= What to do =
Look through the material below. Copy each line that contains the string "name".

Figure content listings:
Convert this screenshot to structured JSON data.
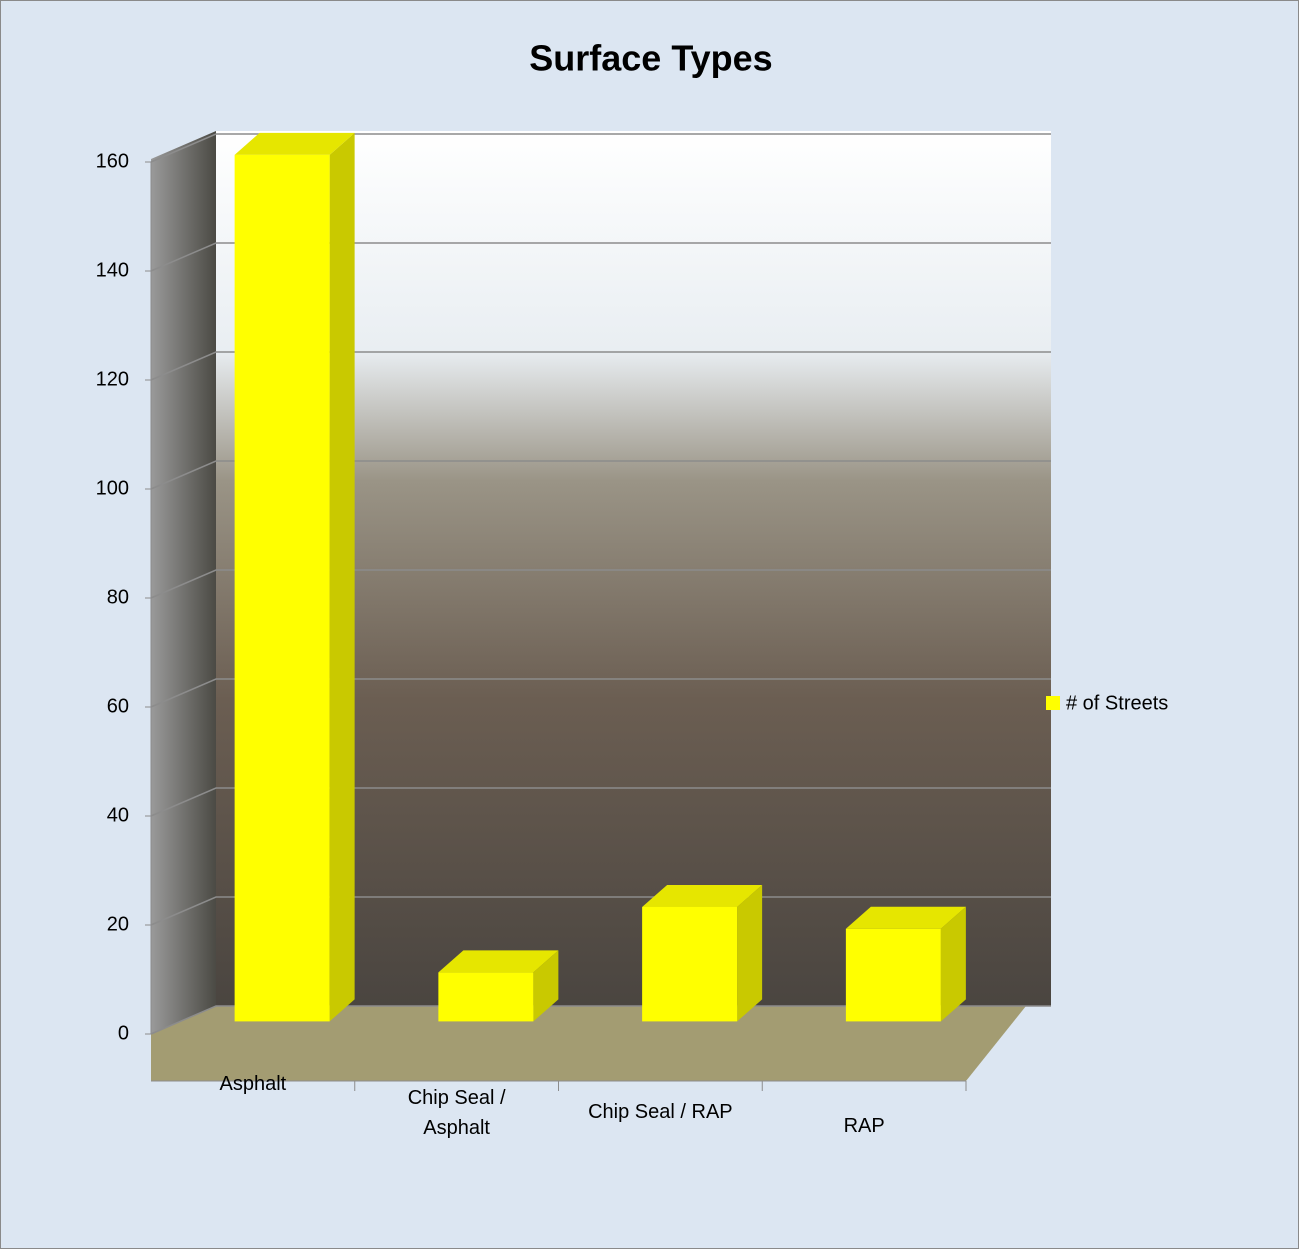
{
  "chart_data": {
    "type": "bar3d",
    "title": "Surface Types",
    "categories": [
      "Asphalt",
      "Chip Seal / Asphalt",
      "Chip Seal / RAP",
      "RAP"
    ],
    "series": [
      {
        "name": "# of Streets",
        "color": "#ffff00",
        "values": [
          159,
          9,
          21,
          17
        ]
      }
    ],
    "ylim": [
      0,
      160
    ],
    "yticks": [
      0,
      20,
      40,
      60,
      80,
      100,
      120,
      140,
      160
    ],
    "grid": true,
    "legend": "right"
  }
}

---

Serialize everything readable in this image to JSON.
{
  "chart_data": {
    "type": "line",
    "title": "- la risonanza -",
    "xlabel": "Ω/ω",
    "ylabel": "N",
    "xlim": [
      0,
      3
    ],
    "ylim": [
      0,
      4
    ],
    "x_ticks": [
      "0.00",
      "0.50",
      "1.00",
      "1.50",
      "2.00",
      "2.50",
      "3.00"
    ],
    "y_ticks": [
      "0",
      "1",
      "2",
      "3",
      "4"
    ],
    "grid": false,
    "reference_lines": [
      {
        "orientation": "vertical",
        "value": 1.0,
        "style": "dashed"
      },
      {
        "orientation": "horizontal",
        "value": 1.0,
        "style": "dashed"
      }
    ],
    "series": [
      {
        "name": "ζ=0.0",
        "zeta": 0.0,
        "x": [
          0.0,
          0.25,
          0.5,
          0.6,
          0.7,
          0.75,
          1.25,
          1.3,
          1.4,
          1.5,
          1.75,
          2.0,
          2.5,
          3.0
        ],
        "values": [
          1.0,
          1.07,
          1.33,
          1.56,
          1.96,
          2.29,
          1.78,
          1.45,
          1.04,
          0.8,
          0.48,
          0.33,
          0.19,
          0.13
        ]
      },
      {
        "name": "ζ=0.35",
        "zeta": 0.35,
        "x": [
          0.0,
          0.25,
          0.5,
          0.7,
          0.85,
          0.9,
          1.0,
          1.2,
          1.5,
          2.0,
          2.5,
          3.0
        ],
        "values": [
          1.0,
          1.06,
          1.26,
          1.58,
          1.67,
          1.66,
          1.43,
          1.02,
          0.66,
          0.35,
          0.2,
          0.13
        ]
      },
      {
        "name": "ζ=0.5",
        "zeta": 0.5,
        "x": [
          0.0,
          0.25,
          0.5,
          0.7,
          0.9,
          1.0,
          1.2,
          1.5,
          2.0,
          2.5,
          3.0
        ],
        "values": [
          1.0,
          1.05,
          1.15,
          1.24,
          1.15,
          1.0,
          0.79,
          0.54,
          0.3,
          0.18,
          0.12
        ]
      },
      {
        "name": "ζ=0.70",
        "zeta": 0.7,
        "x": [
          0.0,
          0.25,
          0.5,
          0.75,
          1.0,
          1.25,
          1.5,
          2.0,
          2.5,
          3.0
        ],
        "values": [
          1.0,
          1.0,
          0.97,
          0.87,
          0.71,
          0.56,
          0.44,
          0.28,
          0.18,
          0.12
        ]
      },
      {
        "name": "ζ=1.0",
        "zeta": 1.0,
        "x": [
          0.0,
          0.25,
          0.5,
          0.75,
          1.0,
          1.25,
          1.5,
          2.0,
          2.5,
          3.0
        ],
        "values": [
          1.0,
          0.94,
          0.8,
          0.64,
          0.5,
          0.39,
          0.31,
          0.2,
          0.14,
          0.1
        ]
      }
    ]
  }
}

* * *

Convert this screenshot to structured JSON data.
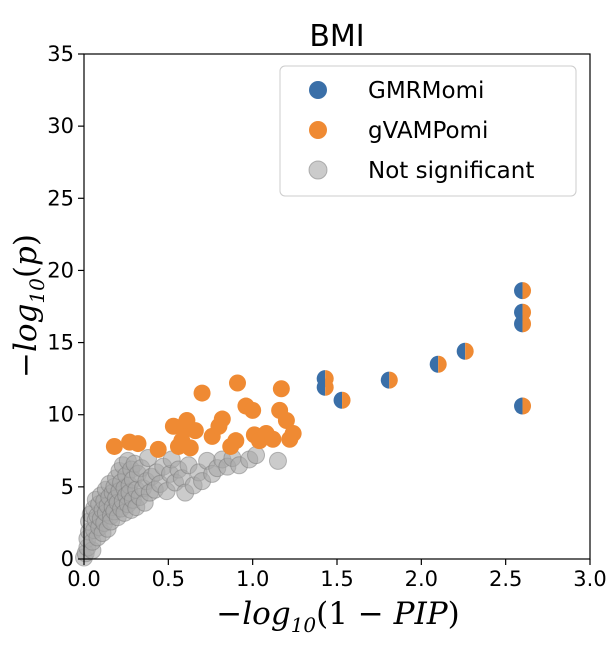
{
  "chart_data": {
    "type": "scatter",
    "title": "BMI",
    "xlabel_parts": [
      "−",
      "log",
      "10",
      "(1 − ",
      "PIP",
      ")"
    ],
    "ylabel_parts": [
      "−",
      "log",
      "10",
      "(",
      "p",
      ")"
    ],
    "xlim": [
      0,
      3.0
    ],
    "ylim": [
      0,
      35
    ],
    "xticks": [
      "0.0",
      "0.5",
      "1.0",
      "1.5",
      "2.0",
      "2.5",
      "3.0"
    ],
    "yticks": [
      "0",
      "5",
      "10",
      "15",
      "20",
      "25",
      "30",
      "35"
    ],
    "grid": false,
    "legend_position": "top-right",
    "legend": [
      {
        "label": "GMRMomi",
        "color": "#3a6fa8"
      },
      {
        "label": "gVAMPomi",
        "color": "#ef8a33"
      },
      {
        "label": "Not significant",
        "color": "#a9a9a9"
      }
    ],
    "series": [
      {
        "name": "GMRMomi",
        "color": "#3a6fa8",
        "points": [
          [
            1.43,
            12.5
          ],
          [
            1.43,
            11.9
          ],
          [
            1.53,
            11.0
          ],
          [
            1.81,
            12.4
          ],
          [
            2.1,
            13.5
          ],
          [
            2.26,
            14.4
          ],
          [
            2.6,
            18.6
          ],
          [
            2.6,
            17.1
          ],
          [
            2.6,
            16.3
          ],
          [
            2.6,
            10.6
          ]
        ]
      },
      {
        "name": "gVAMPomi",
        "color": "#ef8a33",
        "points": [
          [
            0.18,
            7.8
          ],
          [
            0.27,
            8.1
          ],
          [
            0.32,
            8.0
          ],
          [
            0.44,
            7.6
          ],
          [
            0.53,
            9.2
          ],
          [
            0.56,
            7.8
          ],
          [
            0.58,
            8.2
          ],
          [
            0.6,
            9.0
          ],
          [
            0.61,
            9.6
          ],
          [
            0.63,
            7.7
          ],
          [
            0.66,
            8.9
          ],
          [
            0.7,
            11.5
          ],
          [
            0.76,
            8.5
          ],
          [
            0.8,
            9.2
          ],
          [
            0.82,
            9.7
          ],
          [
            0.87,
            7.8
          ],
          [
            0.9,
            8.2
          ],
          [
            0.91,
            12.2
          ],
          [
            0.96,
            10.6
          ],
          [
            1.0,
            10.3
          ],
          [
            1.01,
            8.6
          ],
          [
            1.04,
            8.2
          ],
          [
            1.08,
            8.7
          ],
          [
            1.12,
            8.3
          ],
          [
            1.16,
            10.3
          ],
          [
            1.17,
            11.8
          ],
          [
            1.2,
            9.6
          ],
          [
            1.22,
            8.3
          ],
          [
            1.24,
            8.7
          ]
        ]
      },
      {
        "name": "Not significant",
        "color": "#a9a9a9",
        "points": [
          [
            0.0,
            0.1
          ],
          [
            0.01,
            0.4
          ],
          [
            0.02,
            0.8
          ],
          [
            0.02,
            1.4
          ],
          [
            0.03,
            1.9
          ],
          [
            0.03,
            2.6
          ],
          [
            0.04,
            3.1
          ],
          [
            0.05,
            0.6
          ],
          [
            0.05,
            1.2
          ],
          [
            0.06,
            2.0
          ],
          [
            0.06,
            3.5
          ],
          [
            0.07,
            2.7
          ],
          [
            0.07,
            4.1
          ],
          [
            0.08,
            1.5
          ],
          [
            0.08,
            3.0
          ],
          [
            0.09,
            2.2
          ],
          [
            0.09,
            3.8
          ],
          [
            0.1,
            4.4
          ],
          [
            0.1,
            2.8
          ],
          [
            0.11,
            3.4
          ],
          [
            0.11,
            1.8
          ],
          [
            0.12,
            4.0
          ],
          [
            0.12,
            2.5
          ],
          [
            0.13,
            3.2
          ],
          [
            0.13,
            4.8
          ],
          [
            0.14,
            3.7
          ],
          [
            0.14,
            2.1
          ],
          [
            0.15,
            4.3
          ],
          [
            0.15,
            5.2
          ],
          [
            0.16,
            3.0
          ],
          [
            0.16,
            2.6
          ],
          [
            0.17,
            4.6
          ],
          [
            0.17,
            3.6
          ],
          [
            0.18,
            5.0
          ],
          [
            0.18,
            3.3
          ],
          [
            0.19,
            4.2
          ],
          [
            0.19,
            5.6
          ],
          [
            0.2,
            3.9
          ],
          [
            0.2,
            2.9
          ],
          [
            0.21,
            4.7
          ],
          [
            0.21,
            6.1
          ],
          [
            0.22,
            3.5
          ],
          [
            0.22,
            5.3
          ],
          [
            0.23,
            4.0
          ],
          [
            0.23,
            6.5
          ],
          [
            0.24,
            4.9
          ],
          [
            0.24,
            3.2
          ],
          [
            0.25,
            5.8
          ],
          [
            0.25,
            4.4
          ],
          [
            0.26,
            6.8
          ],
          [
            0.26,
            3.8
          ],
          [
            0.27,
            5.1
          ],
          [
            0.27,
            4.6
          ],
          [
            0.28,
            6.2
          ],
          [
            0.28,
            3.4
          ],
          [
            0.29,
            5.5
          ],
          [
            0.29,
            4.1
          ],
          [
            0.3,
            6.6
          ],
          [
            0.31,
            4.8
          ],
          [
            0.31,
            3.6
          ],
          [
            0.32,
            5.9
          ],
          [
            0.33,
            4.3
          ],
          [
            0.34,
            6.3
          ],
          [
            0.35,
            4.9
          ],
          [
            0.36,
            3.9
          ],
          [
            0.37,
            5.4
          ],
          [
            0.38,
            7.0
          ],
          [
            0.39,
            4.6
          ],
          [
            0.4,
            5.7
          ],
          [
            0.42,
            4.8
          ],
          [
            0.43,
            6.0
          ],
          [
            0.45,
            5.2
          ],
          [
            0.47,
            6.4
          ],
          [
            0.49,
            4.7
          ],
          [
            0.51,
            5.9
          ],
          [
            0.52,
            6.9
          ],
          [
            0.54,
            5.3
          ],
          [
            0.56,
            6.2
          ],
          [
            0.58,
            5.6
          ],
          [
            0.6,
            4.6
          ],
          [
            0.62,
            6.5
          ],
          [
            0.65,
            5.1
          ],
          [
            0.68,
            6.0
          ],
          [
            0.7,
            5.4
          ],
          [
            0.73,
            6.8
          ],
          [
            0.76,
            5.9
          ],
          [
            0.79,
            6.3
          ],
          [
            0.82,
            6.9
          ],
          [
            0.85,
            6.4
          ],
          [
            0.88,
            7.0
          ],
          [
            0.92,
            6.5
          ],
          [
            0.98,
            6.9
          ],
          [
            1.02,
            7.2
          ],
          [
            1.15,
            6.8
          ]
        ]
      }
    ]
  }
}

= Exercise output =
        "name": "# of Streets",
        "name": "ζ=0.0",
        "name": "ζ=0.35",
        "name": "ζ=0.5",
        "name": "ζ=0.70",
        "name": "ζ=1.0",
        "name": "GMRMomi",
        "name": "gVAMPomi",
        "name": "Not significant",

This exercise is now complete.